Records from a collection of figures
--- Begin ---

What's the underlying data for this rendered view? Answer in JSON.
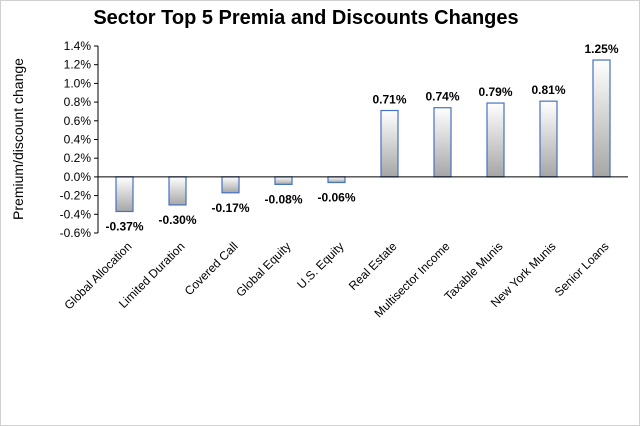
{
  "chart_data": {
    "type": "bar",
    "title": "Sector Top 5 Premia and Discounts Changes",
    "xlabel": "",
    "ylabel": "Premium/discount change",
    "ylim": [
      -0.6,
      1.4
    ],
    "yticks": [
      "-0.6%",
      "-0.4%",
      "-0.2%",
      "0.0%",
      "0.2%",
      "0.4%",
      "0.6%",
      "0.8%",
      "1.0%",
      "1.2%",
      "1.4%"
    ],
    "grid": false,
    "legend": "none",
    "categories": [
      "Global Allocation",
      "Limited Duration",
      "Covered Call",
      "Global Equity",
      "U.S. Equity",
      "Real Estate",
      "Multisector Income",
      "Taxable Munis",
      "New York Munis",
      "Senior Loans"
    ],
    "values": [
      -0.37,
      -0.3,
      -0.17,
      -0.08,
      -0.06,
      0.71,
      0.74,
      0.79,
      0.81,
      1.25
    ],
    "data_labels": [
      "-0.37%",
      "-0.30%",
      "-0.17%",
      "-0.08%",
      "-0.06%",
      "0.71%",
      "0.74%",
      "0.79%",
      "0.81%",
      "1.25%"
    ],
    "colors": {
      "bar_light": "#ffffff",
      "bar_dark": "#a6a6a6",
      "bar_border": "#4472c4",
      "axis": "#000000"
    }
  }
}
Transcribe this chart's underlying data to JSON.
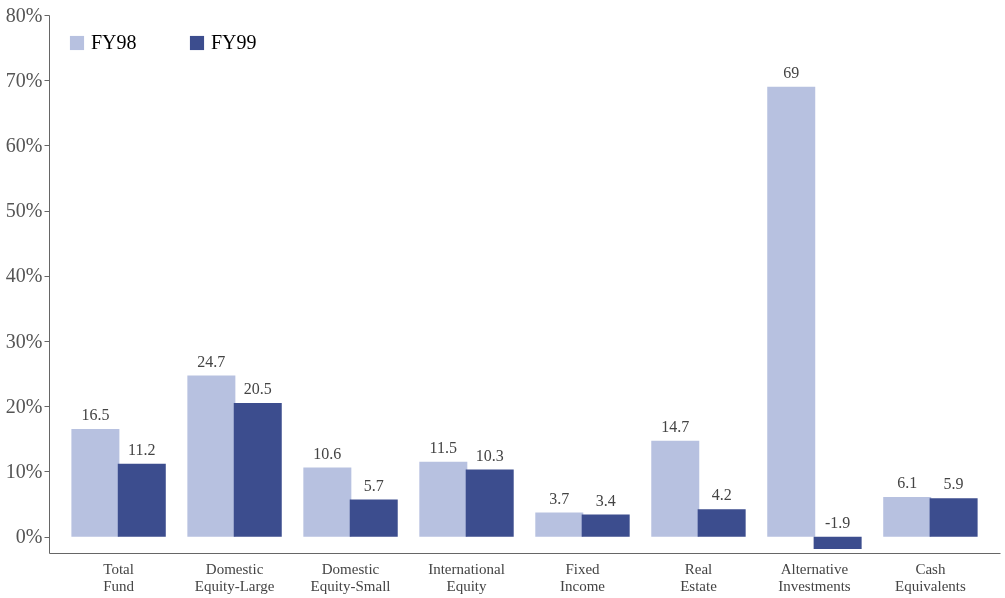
{
  "chart_data": {
    "type": "bar",
    "categories": [
      "Total Fund",
      "Domestic Equity-Large",
      "Domestic Equity-Small",
      "International Equity",
      "Fixed Income",
      "Real Estate",
      "Alternative Investments",
      "Cash Equivalents"
    ],
    "series": [
      {
        "name": "FY98",
        "color": "#b7c1e0",
        "values": [
          16.5,
          24.7,
          10.6,
          11.5,
          3.7,
          14.7,
          69,
          6.1
        ]
      },
      {
        "name": "FY99",
        "color": "#3c4d8e",
        "values": [
          11.2,
          20.5,
          5.7,
          10.3,
          3.4,
          4.2,
          -1.9,
          5.9
        ]
      }
    ],
    "ylim": [
      -2.5,
      80
    ],
    "yticks": [
      {
        "value": 0,
        "label": "0%"
      },
      {
        "value": 10,
        "label": "10%"
      },
      {
        "value": 20,
        "label": "20%"
      },
      {
        "value": 30,
        "label": "30%"
      },
      {
        "value": 40,
        "label": "40%"
      },
      {
        "value": 50,
        "label": "50%"
      },
      {
        "value": 60,
        "label": "60%"
      },
      {
        "value": 70,
        "label": "70%"
      },
      {
        "value": 80,
        "label": "80%"
      }
    ],
    "data_labels": true,
    "grid": false,
    "legend": "top left"
  }
}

--- End ---

> _Work instructions_: Images in the data above are to be skipped. Retype all other material exactly.

> _Answer to the exercise_:
What's the underlying data for this rendered view? Answer in JSON.
{
  "chart_data": {
    "type": "bar",
    "title": "Sector Top 5 Premia and Discounts Changes",
    "xlabel": "",
    "ylabel": "Premium/discount change",
    "ylim": [
      -0.6,
      1.4
    ],
    "yticks": [
      "-0.6%",
      "-0.4%",
      "-0.2%",
      "0.0%",
      "0.2%",
      "0.4%",
      "0.6%",
      "0.8%",
      "1.0%",
      "1.2%",
      "1.4%"
    ],
    "grid": false,
    "legend": "none",
    "categories": [
      "Global Allocation",
      "Limited Duration",
      "Covered Call",
      "Global Equity",
      "U.S. Equity",
      "Real Estate",
      "Multisector Income",
      "Taxable Munis",
      "New York Munis",
      "Senior Loans"
    ],
    "values": [
      -0.37,
      -0.3,
      -0.17,
      -0.08,
      -0.06,
      0.71,
      0.74,
      0.79,
      0.81,
      1.25
    ],
    "data_labels": [
      "-0.37%",
      "-0.30%",
      "-0.17%",
      "-0.08%",
      "-0.06%",
      "0.71%",
      "0.74%",
      "0.79%",
      "0.81%",
      "1.25%"
    ],
    "colors": {
      "bar_light": "#ffffff",
      "bar_dark": "#a6a6a6",
      "bar_border": "#4472c4",
      "axis": "#000000"
    }
  }
}
Transcribe this chart's underlying data to JSON.
{
  "chart_data": {
    "type": "bar",
    "categories": [
      "Total Fund",
      "Domestic Equity-Large",
      "Domestic Equity-Small",
      "International Equity",
      "Fixed Income",
      "Real Estate",
      "Alternative Investments",
      "Cash Equivalents"
    ],
    "series": [
      {
        "name": "FY98",
        "color": "#b7c1e0",
        "values": [
          16.5,
          24.7,
          10.6,
          11.5,
          3.7,
          14.7,
          69,
          6.1
        ]
      },
      {
        "name": "FY99",
        "color": "#3c4d8e",
        "values": [
          11.2,
          20.5,
          5.7,
          10.3,
          3.4,
          4.2,
          -1.9,
          5.9
        ]
      }
    ],
    "ylim": [
      -2.5,
      80
    ],
    "yticks": [
      {
        "value": 0,
        "label": "0%"
      },
      {
        "value": 10,
        "label": "10%"
      },
      {
        "value": 20,
        "label": "20%"
      },
      {
        "value": 30,
        "label": "30%"
      },
      {
        "value": 40,
        "label": "40%"
      },
      {
        "value": 50,
        "label": "50%"
      },
      {
        "value": 60,
        "label": "60%"
      },
      {
        "value": 70,
        "label": "70%"
      },
      {
        "value": 80,
        "label": "80%"
      }
    ],
    "data_labels": true,
    "grid": false,
    "legend": "top left"
  }
}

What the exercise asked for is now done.